■ **SUPPLIED DATA**
+--

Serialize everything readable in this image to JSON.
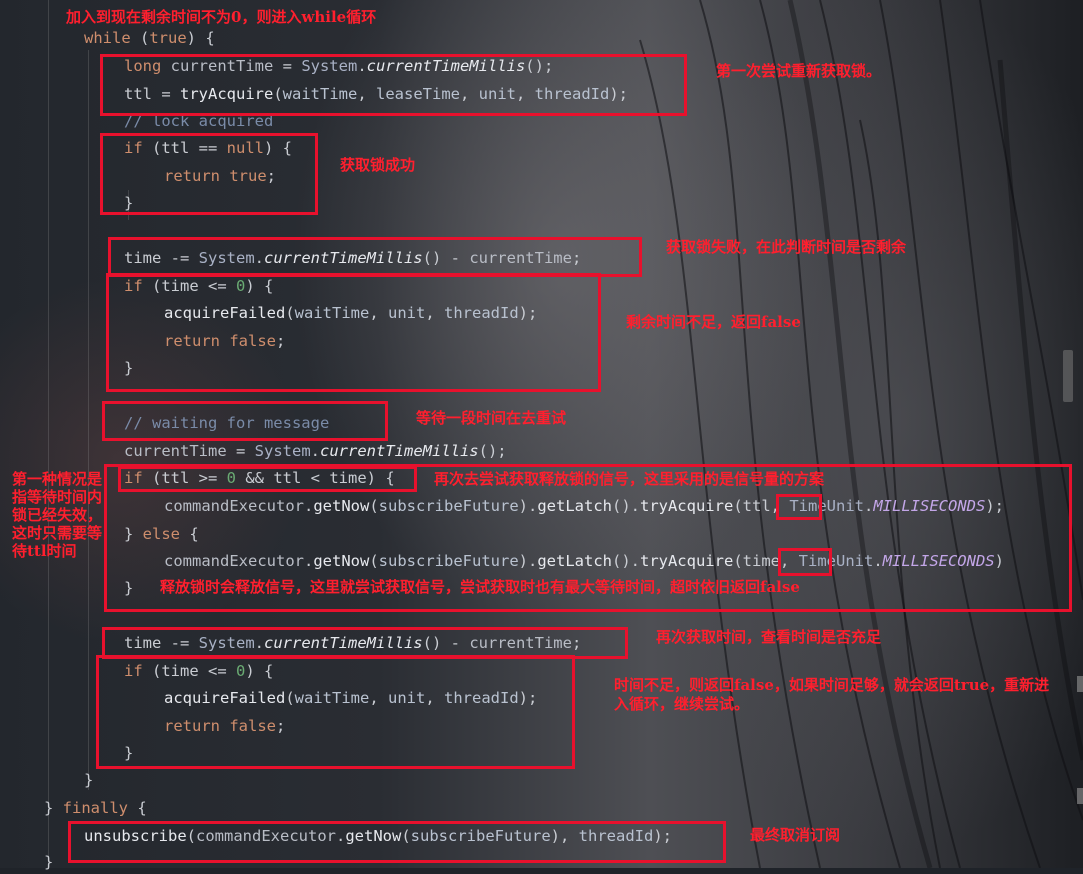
{
  "code": {
    "l1": [
      "while",
      " (",
      "true",
      ") {"
    ],
    "l2": [
      "long",
      " currentTime",
      " = ",
      "System",
      ".",
      "currentTimeMillis",
      "();"
    ],
    "l3": [
      "ttl",
      " = ",
      "tryAcquire",
      "(",
      "waitTime",
      ", ",
      "leaseTime",
      ", ",
      "unit",
      ", ",
      "threadId",
      ");"
    ],
    "l4": "// lock acquired",
    "l5": [
      "if",
      " (",
      "ttl",
      " == ",
      "null",
      ") {"
    ],
    "l6": [
      "return",
      " ",
      "true",
      ";"
    ],
    "l7": "}",
    "l8": [
      "time",
      " -= ",
      "System",
      ".",
      "currentTimeMillis",
      "()",
      " - ",
      "currentTime",
      ";"
    ],
    "l9": [
      "if",
      " (",
      "time",
      " <= ",
      "0",
      ") {"
    ],
    "l10": [
      "acquireFailed",
      "(",
      "waitTime",
      ", ",
      "unit",
      ", ",
      "threadId",
      ");"
    ],
    "l11": [
      "return",
      " ",
      "false",
      ";"
    ],
    "l12": "}",
    "l13": "// waiting for message",
    "l14": [
      "currentTime",
      " = ",
      "System",
      ".",
      "currentTimeMillis",
      "();"
    ],
    "l15": [
      "if",
      " (",
      "ttl",
      " >= ",
      "0",
      " && ",
      "ttl",
      " < ",
      "time",
      ") {"
    ],
    "l16": [
      "commandExecutor",
      ".",
      "getNow",
      "(",
      "subscribeFuture",
      ").",
      "getLatch",
      "().",
      "tryAcquire",
      "(",
      "ttl",
      ", ",
      "TimeUnit",
      ".",
      "MILLISECONDS",
      ");"
    ],
    "l17": [
      "}",
      " else ",
      "{"
    ],
    "l18": [
      "commandExecutor",
      ".",
      "getNow",
      "(",
      "subscribeFuture",
      ").",
      "getLatch",
      "().",
      "tryAcquire",
      "(",
      "time",
      ", ",
      "TimeUnit",
      ".",
      "MILLISECONDS",
      ")"
    ],
    "l19": "}",
    "l20": [
      "time",
      " -= ",
      "System",
      ".",
      "currentTimeMillis",
      "()",
      " - ",
      "currentTime",
      ";"
    ],
    "l21": [
      "if",
      " (",
      "time",
      " <= ",
      "0",
      ") {"
    ],
    "l22": [
      "acquireFailed",
      "(",
      "waitTime",
      ", ",
      "unit",
      ", ",
      "threadId",
      ");"
    ],
    "l23": [
      "return",
      " ",
      "false",
      ";"
    ],
    "l24": "}",
    "l25": "}",
    "l26": [
      "}",
      " finally ",
      "{"
    ],
    "l27": [
      "unsubscribe",
      "(",
      "commandExecutor",
      ".",
      "getNow",
      "(",
      "subscribeFuture",
      "), ",
      "threadId",
      ");"
    ],
    "l28": "}"
  },
  "annotations": {
    "top": "加入到现在剩余时间不为0，则进入while循环",
    "first_try": "第一次尝试重新获取锁。",
    "acquired": "获取锁成功",
    "failed_check": "获取锁失败，在此判断时间是否剩余",
    "not_enough": "剩余时间不足，返回false",
    "wait": "等待一段时间在去重试",
    "signal": "再次去尝试获取释放锁的信号，这里采用的是信号量的方案",
    "left_case": "第一种情况是指等待时间内锁已经失效，这时只需要等待ttl时间",
    "release": "释放锁时会释放信号，这里就尝试获取信号，尝试获取时也有最大等待时间，超时依旧返回false",
    "again_time": "再次获取时间，查看时间是否充足",
    "final_check": "时间不足，则返回false，如果时间足够，就会返回true，重新进入循环，继续尝试。",
    "unsubscribe": "最终取消订阅"
  },
  "colors": {
    "annotation": "#ff1f2e",
    "box": "#e8112d",
    "keyword": "#cf8e6d",
    "comment": "#7a8ba8",
    "number": "#6aab73",
    "constant": "#c3a6e8"
  }
}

+--

■ **INSTRUCTION**
Transcribe the material exactly, and leave out whatever pictures it holds.

■ **OUTPUT OF THE TASK**
Serialize everything readable in this image to JSON.
{
  "code": {
    "l1": [
      "while",
      " (",
      "true",
      ") {"
    ],
    "l2": [
      "long",
      " currentTime",
      " = ",
      "System",
      ".",
      "currentTimeMillis",
      "();"
    ],
    "l3": [
      "ttl",
      " = ",
      "tryAcquire",
      "(",
      "waitTime",
      ", ",
      "leaseTime",
      ", ",
      "unit",
      ", ",
      "threadId",
      ");"
    ],
    "l4": "// lock acquired",
    "l5": [
      "if",
      " (",
      "ttl",
      " == ",
      "null",
      ") {"
    ],
    "l6": [
      "return",
      " ",
      "true",
      ";"
    ],
    "l7": "}",
    "l8": [
      "time",
      " -= ",
      "System",
      ".",
      "currentTimeMillis",
      "()",
      " - ",
      "currentTime",
      ";"
    ],
    "l9": [
      "if",
      " (",
      "time",
      " <= ",
      "0",
      ") {"
    ],
    "l10": [
      "acquireFailed",
      "(",
      "waitTime",
      ", ",
      "unit",
      ", ",
      "threadId",
      ");"
    ],
    "l11": [
      "return",
      " ",
      "false",
      ";"
    ],
    "l12": "}",
    "l13": "// waiting for message",
    "l14": [
      "currentTime",
      " = ",
      "System",
      ".",
      "currentTimeMillis",
      "();"
    ],
    "l15": [
      "if",
      " (",
      "ttl",
      " >= ",
      "0",
      " && ",
      "ttl",
      " < ",
      "time",
      ") {"
    ],
    "l16": [
      "commandExecutor",
      ".",
      "getNow",
      "(",
      "subscribeFuture",
      ").",
      "getLatch",
      "().",
      "tryAcquire",
      "(",
      "ttl",
      ", ",
      "TimeUnit",
      ".",
      "MILLISECONDS",
      ");"
    ],
    "l17": [
      "}",
      " else ",
      "{"
    ],
    "l18": [
      "commandExecutor",
      ".",
      "getNow",
      "(",
      "subscribeFuture",
      ").",
      "getLatch",
      "().",
      "tryAcquire",
      "(",
      "time",
      ", ",
      "TimeUnit",
      ".",
      "MILLISECONDS",
      ")"
    ],
    "l19": "}",
    "l20": [
      "time",
      " -= ",
      "System",
      ".",
      "currentTimeMillis",
      "()",
      " - ",
      "currentTime",
      ";"
    ],
    "l21": [
      "if",
      " (",
      "time",
      " <= ",
      "0",
      ") {"
    ],
    "l22": [
      "acquireFailed",
      "(",
      "waitTime",
      ", ",
      "unit",
      ", ",
      "threadId",
      ");"
    ],
    "l23": [
      "return",
      " ",
      "false",
      ";"
    ],
    "l24": "}",
    "l25": "}",
    "l26": [
      "}",
      " finally ",
      "{"
    ],
    "l27": [
      "unsubscribe",
      "(",
      "commandExecutor",
      ".",
      "getNow",
      "(",
      "subscribeFuture",
      "), ",
      "threadId",
      ");"
    ],
    "l28": "}"
  },
  "annotations": {
    "top": "加入到现在剩余时间不为0，则进入while循环",
    "first_try": "第一次尝试重新获取锁。",
    "acquired": "获取锁成功",
    "failed_check": "获取锁失败，在此判断时间是否剩余",
    "not_enough": "剩余时间不足，返回false",
    "wait": "等待一段时间在去重试",
    "signal": "再次去尝试获取释放锁的信号，这里采用的是信号量的方案",
    "left_case": "第一种情况是指等待时间内锁已经失效，这时只需要等待ttl时间",
    "release": "释放锁时会释放信号，这里就尝试获取信号，尝试获取时也有最大等待时间，超时依旧返回false",
    "again_time": "再次获取时间，查看时间是否充足",
    "final_check": "时间不足，则返回false，如果时间足够，就会返回true，重新进入循环，继续尝试。",
    "unsubscribe": "最终取消订阅"
  },
  "colors": {
    "annotation": "#ff1f2e",
    "box": "#e8112d",
    "keyword": "#cf8e6d",
    "comment": "#7a8ba8",
    "number": "#6aab73",
    "constant": "#c3a6e8"
  }
}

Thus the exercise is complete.